[Extracted records]
---------------

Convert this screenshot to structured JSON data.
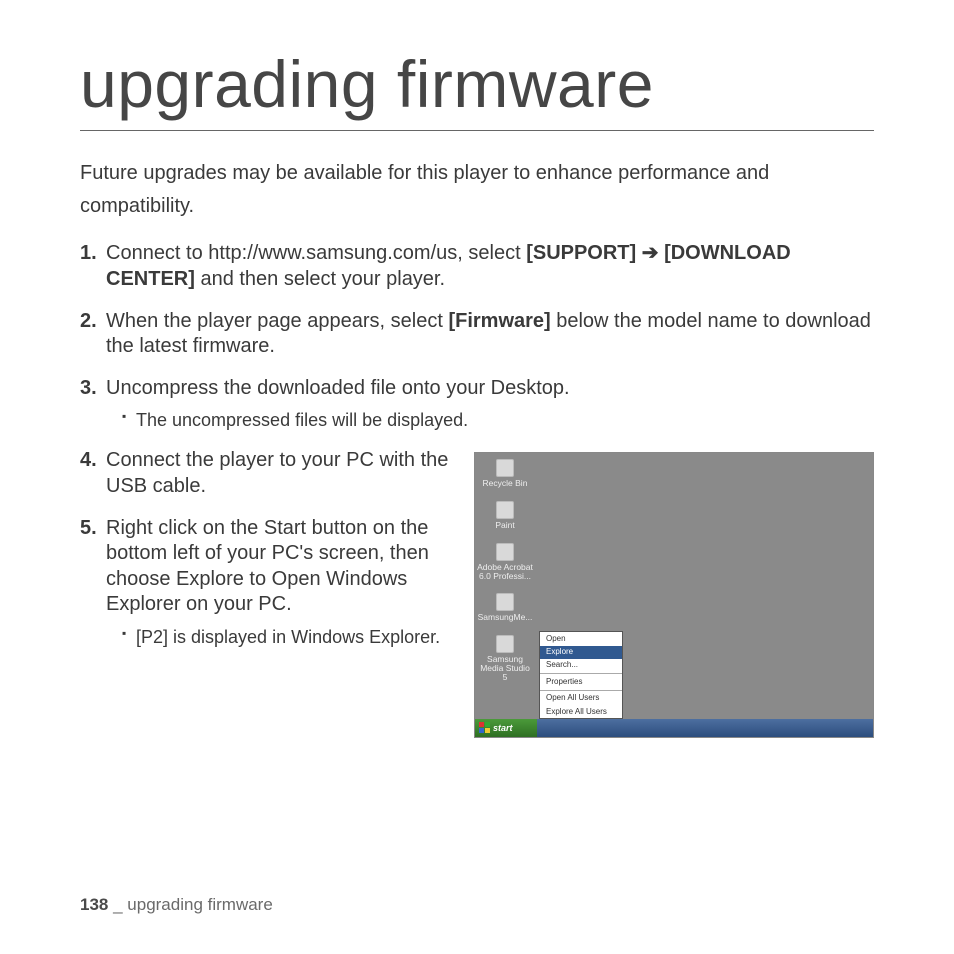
{
  "page_title": "upgrading firmware",
  "intro": "Future upgrades may be available for this player to enhance performance and compatibility.",
  "steps": {
    "s1_pre": "Connect to http://www.samsung.com/us, select ",
    "s1_b1": "[SUPPORT]",
    "s1_arrow": " ➔ ",
    "s1_b2": "[DOWNLOAD CENTER]",
    "s1_post": " and then select your player.",
    "s2_pre": "When the player page appears, select ",
    "s2_b1": "[Firmware]",
    "s2_post": " below the model name to download the latest firmware.",
    "s3": "Uncompress the downloaded file onto your Desktop.",
    "s3_sub": "The uncompressed files will be displayed.",
    "s4": "Connect the player to your PC with the USB cable.",
    "s5": "Right click on the Start button on the bottom left of your PC's screen, then choose Explore to Open Windows Explorer on your PC.",
    "s5_sub": "[P2] is displayed in Windows Explorer."
  },
  "screenshot": {
    "icons": {
      "recycle": "Recycle Bin",
      "paint": "Paint",
      "acrobat": "Adobe Acrobat 6.0 Professi...",
      "sammedia1": "SamsungMe...",
      "sammedia2": "Samsung Media Studio 5"
    },
    "menu": {
      "open": "Open",
      "explore": "Explore",
      "search": "Search...",
      "properties": "Properties",
      "openall": "Open All Users",
      "exploreall": "Explore All Users"
    },
    "start": "start"
  },
  "footer": {
    "page_num": "138",
    "sep": " _ ",
    "section": "upgrading firmware"
  }
}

---------------

■ **Your objective**
Repeat all of the entries word for word, but omit the pictures.

■ **Output**
Convert this screenshot to structured JSON data.
{
  "page_title": "upgrading firmware",
  "intro": "Future upgrades may be available for this player to enhance performance and compatibility.",
  "steps": {
    "s1_pre": "Connect to http://www.samsung.com/us, select ",
    "s1_b1": "[SUPPORT]",
    "s1_arrow": " ➔ ",
    "s1_b2": "[DOWNLOAD CENTER]",
    "s1_post": " and then select your player.",
    "s2_pre": "When the player page appears, select ",
    "s2_b1": "[Firmware]",
    "s2_post": " below the model name to download the latest firmware.",
    "s3": "Uncompress the downloaded file onto your Desktop.",
    "s3_sub": "The uncompressed files will be displayed.",
    "s4": "Connect the player to your PC with the USB cable.",
    "s5": "Right click on the Start button on the bottom left of your PC's screen, then choose Explore to Open Windows Explorer on your PC.",
    "s5_sub": "[P2] is displayed in Windows Explorer."
  },
  "screenshot": {
    "icons": {
      "recycle": "Recycle Bin",
      "paint": "Paint",
      "acrobat": "Adobe Acrobat 6.0 Professi...",
      "sammedia1": "SamsungMe...",
      "sammedia2": "Samsung Media Studio 5"
    },
    "menu": {
      "open": "Open",
      "explore": "Explore",
      "search": "Search...",
      "properties": "Properties",
      "openall": "Open All Users",
      "exploreall": "Explore All Users"
    },
    "start": "start"
  },
  "footer": {
    "page_num": "138",
    "sep": " _ ",
    "section": "upgrading firmware"
  }
}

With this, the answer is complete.